Testo estratto >>
Si riparte dal gol di un portiere, il rigore con cui Boubacar “Copa” Barry decise la finale del 2015 regalando la vittoria alla Costa d’Avorio al termine di una serie di 22 tiri dal dischetto che aveva reso necessaria anche la partecipazione dei due numeri 1 in qualità di tiratori. Barry prima para il tiro del collega ghanese Razak, poi gli segna quello decisivo. Il destino gli restituisce così ciò che gli aveva tolto nel 2012, quando paradossalmente non era riuscito a vincere la Coppa pur avendo chiuso la rassegna senza subire gol, sconfitto in finale ai rigori dallo Zambia.

Già, lo Zambia. Il destino. Qui si apre il libro di quelle che di solito chiamiamo “favole del calcio”. Questa favola però inizia con una tragedia, lo schianto dell’aereo che trasportava la nazionale dello Zambia a Dakar per una partita di qualificazione mondiale. È il 27 aprile 1993, l’aereo che ha fatto scalo a Libreville, in Gabon, riparte, ma pochi minuti dopo il decollo si inabissa nell’Oceano Atlantico di fronte alla città. Di quella promettente squadra, fiore all’occhiello del calcio africano, si salvano solo i tre che all’epoca giocavano in club europei e che avrebbero raggiunto i compagni con mezzi propri: Johnson Bwalya del Bulle, Charles Musonda dell’Anderlecht (padre di Charly, attaccante classe ‘96 di proprietà del Chelsea che la Roma tratta in questi giorni) e la stella Kalusha Bwalya, del Psv Eindhoven. Quest’ultimo, simbolo della squadra, promette sulle tombe dei compagni che farà di tutto per riportare in alto lo Zambia. Ci prova da giocatore, conducendo a suon di gol una nazionale ricostruita dal nulla a una finale di Coppa d’Africa (nel 1994, persa contro la Nigeria) e a un terzo posto (nel 1996; Bwalya capocannoniere). Ci prova da allenatore, ma lo Zambia fallisce la qualificazione al Mondiale 2006 ed esce al primo turno della Coppa. Sembra una maledizione, Bwalya si dimette. Fine primo tempo.

Compito da svolgere >> Riprendi il testo sulla nazionale di calcio dello Zambia e proseguilo dopo l'ultima frase. Le righe riportate qui sotto non hanno alcun ruolo in questo lavoro.

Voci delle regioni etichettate
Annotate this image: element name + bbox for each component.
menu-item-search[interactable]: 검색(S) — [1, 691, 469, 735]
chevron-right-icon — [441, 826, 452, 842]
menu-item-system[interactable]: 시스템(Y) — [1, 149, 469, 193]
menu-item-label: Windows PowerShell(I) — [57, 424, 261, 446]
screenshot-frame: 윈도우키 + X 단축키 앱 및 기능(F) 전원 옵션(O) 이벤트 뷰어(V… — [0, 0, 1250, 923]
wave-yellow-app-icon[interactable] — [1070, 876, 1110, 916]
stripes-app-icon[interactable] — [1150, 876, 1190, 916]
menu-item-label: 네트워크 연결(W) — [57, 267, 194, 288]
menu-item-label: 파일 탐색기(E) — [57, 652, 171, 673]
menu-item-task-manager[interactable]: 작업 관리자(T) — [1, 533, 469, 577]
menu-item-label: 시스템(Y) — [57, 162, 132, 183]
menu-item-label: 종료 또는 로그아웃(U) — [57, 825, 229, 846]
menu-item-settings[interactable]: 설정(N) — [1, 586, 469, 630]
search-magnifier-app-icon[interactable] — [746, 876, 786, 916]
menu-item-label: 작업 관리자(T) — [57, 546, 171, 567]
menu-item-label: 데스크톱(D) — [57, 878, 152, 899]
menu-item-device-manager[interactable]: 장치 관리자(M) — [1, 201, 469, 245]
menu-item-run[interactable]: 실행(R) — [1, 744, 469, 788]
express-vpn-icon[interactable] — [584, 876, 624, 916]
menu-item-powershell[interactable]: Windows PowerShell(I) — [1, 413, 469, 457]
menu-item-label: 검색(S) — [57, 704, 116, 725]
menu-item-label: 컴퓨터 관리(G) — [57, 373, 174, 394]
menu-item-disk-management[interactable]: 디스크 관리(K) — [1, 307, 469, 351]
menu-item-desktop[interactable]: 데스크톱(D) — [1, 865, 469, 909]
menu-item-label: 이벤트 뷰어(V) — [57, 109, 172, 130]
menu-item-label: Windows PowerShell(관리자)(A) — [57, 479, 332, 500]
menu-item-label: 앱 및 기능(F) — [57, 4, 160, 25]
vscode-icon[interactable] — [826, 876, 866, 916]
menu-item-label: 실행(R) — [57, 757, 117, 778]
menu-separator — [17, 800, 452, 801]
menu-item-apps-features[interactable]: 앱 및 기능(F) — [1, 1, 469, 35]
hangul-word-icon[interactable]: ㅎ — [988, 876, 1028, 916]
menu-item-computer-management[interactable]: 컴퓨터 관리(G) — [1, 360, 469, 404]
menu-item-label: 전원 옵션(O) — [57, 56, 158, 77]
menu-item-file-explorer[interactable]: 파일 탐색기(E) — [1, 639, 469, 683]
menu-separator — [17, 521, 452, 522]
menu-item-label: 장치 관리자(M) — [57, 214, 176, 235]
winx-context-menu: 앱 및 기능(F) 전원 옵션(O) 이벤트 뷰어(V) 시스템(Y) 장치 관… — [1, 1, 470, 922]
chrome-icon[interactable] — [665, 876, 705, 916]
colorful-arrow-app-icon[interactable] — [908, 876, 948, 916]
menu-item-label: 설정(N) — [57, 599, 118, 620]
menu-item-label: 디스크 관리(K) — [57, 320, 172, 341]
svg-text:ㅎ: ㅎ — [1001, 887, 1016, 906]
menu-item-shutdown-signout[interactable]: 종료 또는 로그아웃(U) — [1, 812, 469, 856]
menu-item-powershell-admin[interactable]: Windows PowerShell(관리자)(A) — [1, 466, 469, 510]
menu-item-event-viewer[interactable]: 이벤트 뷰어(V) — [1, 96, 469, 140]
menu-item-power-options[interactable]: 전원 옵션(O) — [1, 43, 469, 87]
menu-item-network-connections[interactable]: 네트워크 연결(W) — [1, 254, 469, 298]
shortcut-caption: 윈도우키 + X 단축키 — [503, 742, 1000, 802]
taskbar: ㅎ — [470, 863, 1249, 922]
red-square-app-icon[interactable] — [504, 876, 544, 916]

Risposta scritta >>
Secondo tempo. Bwalya ci ripensa e torna da presidente della Federazione, l’unica carica che gli manca. Alla vigilia dell’edizione 2012, che si gioca in Gabon, licenzia a sorpresa il Ct che ha portato la squadra alla qualificazione, l’italiano Dario Bonetti, e sceglie il francese Hervé Renard. Lo Zambia batte il Senegal nel girone, il Sudan ai quarti, il Ghana in semifinale e arriva a giocarsi la Coppa con la favoritissima Costa d’Avorio di Drogba, Gervinho e dei Tourè, che non ha subìto nemmeno un gol in tutto il torneo. Al 70’ si inizia a intravedere un piano divino. Rigore per la Costa d’Avorio, tira Drogba e spara alto, in cielo: sembra un segnale. 0-0, si va ai rigori. Una serie lunghissima durante la quale i giocatori dello Zambia pregano insieme in memoria dei loro ex compagni, morti a poca distanza da quello stadio.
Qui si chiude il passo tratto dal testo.